AIM. Copy out only the lines from the line with "Text: + glutamate: +" to the line with "Text: α-Ketoglutarate: α-Ketoglutarate", switching "By blood" to "Through blood" and keeping everything else the same.

(Stored data entries)
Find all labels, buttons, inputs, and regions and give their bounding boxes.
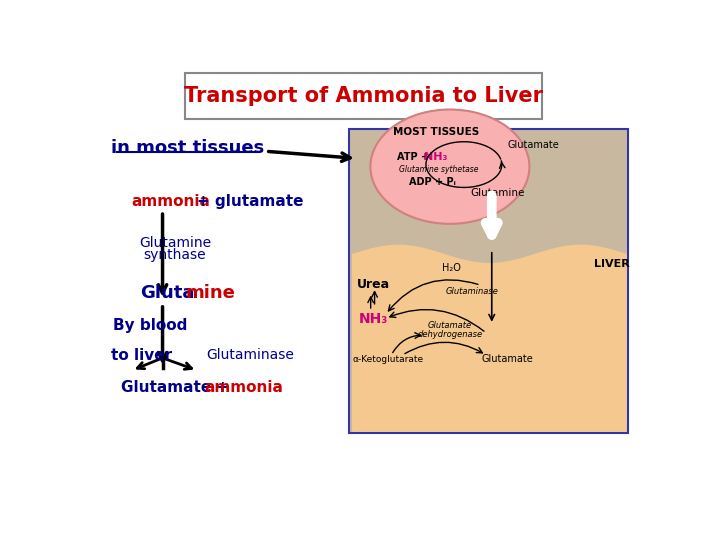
Text: + glutamate: + glutamate (197, 194, 304, 208)
Text: By blood: By blood (114, 319, 188, 333)
Text: to liver: to liver (111, 348, 172, 362)
Text: Glutamine: Glutamine (139, 236, 211, 250)
Text: α-Ketoglutarate: α-Ketoglutarate (353, 355, 424, 363)
Text: ammonia: ammonia (132, 194, 211, 208)
Text: H₂O: H₂O (442, 263, 461, 273)
Text: in most tissues: in most tissues (111, 139, 264, 157)
Text: NH₃: NH₃ (423, 152, 447, 162)
Text: ATP +: ATP + (397, 152, 433, 162)
Text: Glutaminase: Glutaminase (206, 348, 294, 362)
Text: Glutaminase: Glutaminase (446, 287, 499, 296)
Text: Glutamate +: Glutamate + (121, 380, 234, 395)
Text: dehydrogenase: dehydrogenase (418, 330, 482, 339)
Text: synthase: synthase (143, 248, 206, 262)
Text: MOST TISSUES: MOST TISSUES (393, 127, 479, 137)
Text: Glutamate: Glutamate (482, 354, 534, 364)
Text: Glutamate: Glutamate (508, 140, 559, 150)
Text: LIVER: LIVER (594, 259, 629, 269)
Ellipse shape (370, 110, 529, 224)
Text: Glutamate: Glutamate (428, 321, 472, 330)
Text: ADP + Pᵢ: ADP + Pᵢ (409, 177, 456, 187)
Text: Glutamine sythetase: Glutamine sythetase (399, 165, 479, 174)
FancyBboxPatch shape (185, 73, 542, 119)
Text: Transport of Ammonia to Liver: Transport of Ammonia to Liver (184, 86, 543, 106)
Text: NH₃: NH₃ (359, 312, 388, 326)
FancyBboxPatch shape (349, 129, 629, 433)
Text: ammonia: ammonia (204, 380, 283, 395)
Text: Urea: Urea (356, 278, 390, 291)
Text: Gluta: Gluta (140, 284, 194, 302)
Text: Glutamine: Glutamine (470, 188, 525, 198)
Text: mine: mine (186, 284, 236, 302)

RESPONSE TO THE TASK.
Text: + glutamate: + glutamate (197, 194, 304, 208)
Text: Through blood: Through blood (114, 319, 188, 333)
Text: to liver: to liver (111, 348, 172, 362)
Text: Glutamine: Glutamine (139, 236, 211, 250)
Text: α-Ketoglutarate: α-Ketoglutarate (353, 355, 424, 363)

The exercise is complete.